Passage provided:

Eimskip and Van Ommeren filed protests with the U.S.

Government Accounting Office ("GAO"). Under the Competition in Contracting Act, this action automatically stayed the

awards. See 31 U.S.C. s 3553(b)-(d) (1994). On October 23,

1998, approval to override the stay was granted by the

Assistant Secretary of the Army. Eimskip then filed this suit

in the district court causing the GAO to dismiss the bid

protest. See 4 C.F.R. s 21.11 (1997). TLL, TLI, and Van

Ommeren timely intervened.

During this same period, the government of Iceland sent a

diplomatic note to the U.S. Department of State protesting

the awards. Citing the Treaty and MOU, Iceland stated two

problems it had with the awards to TLI and TLL: (1) that as

commonly owned companies, TLI and TLL could not be

awardees, and (2) that TLI was not a true Icelandic shipping

company. Specifically, the note stated:

The Government of Iceland has concluded, based on

available information, that [TLI and TLL] are affiliated

companies under common direction, ownership and/or

control of Icelandic citizens, and that [TLI] lacks the

necessary experience, technical capability, financial responsibility, and material connection with Iceland.

....

Provided material:
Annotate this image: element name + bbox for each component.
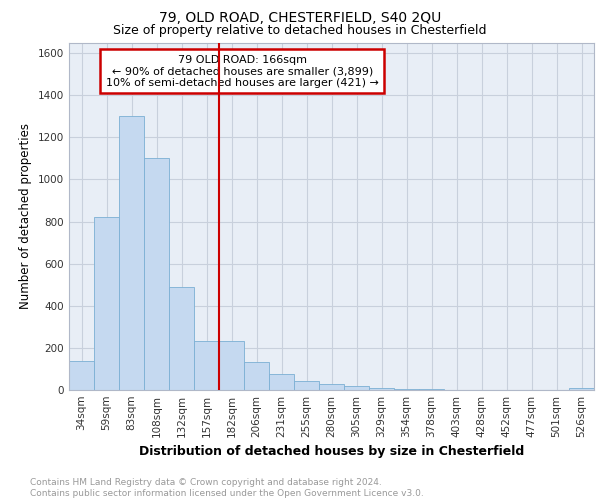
Text: 79 OLD ROAD: 166sqm
← 90% of detached houses are smaller (3,899)
10% of semi-det: 79 OLD ROAD: 166sqm ← 90% of detached ho… <box>106 54 379 88</box>
Bar <box>294 380 319 390</box>
Bar <box>269 374 294 390</box>
Bar <box>369 388 394 390</box>
Y-axis label: Number of detached properties: Number of detached properties <box>19 123 32 309</box>
Bar <box>219 340 244 390</box>
Text: Contains HM Land Registry data © Crown copyright and database right 2024.
Contai: Contains HM Land Registry data © Crown c… <box>30 478 424 498</box>
Text: Size of property relative to detached houses in Chesterfield: Size of property relative to detached ho… <box>113 24 487 37</box>
Bar <box>394 389 419 390</box>
Bar <box>69 360 94 390</box>
Bar <box>144 158 169 390</box>
Bar <box>344 386 369 390</box>
Bar <box>119 116 144 390</box>
Bar <box>244 362 269 390</box>
Bar <box>194 340 219 390</box>
Bar <box>319 384 344 390</box>
X-axis label: Distribution of detached houses by size in Chesterfield: Distribution of detached houses by size … <box>139 446 524 458</box>
Text: 79, OLD ROAD, CHESTERFIELD, S40 2QU: 79, OLD ROAD, CHESTERFIELD, S40 2QU <box>159 11 441 25</box>
Bar <box>94 218 119 390</box>
Bar <box>569 388 594 390</box>
Bar <box>169 287 194 390</box>
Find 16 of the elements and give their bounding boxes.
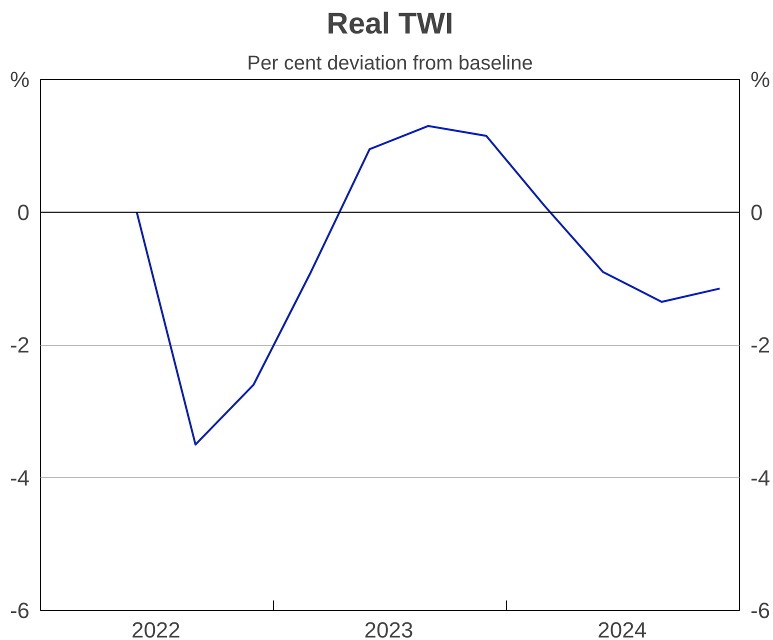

Exercise A:
According to the passage on the Eimskip bid protest, who granted approval on October 23, 1998 to override the stay?
Exercise B:
Please carry on the passage on the Eimskip bid protest from the point where it stops.

Written answer A:
The Assistant Secretary of the Army.

Written answer B:
... [T]he Government of Iceland interprets the Treaty

and [MOU] to preclude awards by the [Army] of both the

Icelandic and United States portions of the trade subject

to the Treaty and [MOU] to affiliated companies under

common direction, ownership and/or control.

... [T]he Government of Iceland interprets the Treaty

and [MOU] to preclude any award of the Icelandic

portion of that trade to any company that lacks the

experience, technical capability, financial responsibility,

and material connection with Iceland that are necessary

to ensure ... maintenance of a viable presence of Icelandic shipping companies in that trade providing for the

security of Iceland and the equitable participation of

Iceland in the benefits of the Defense Agreement....

Iceland Ministry of Foreign Affairs, Diplomatic Note to the

Department of State of the United States of America (Sept.

28, 1998), Joint Appendix ("J.A.") 124, 126 ("Iceland Diplomatic Note").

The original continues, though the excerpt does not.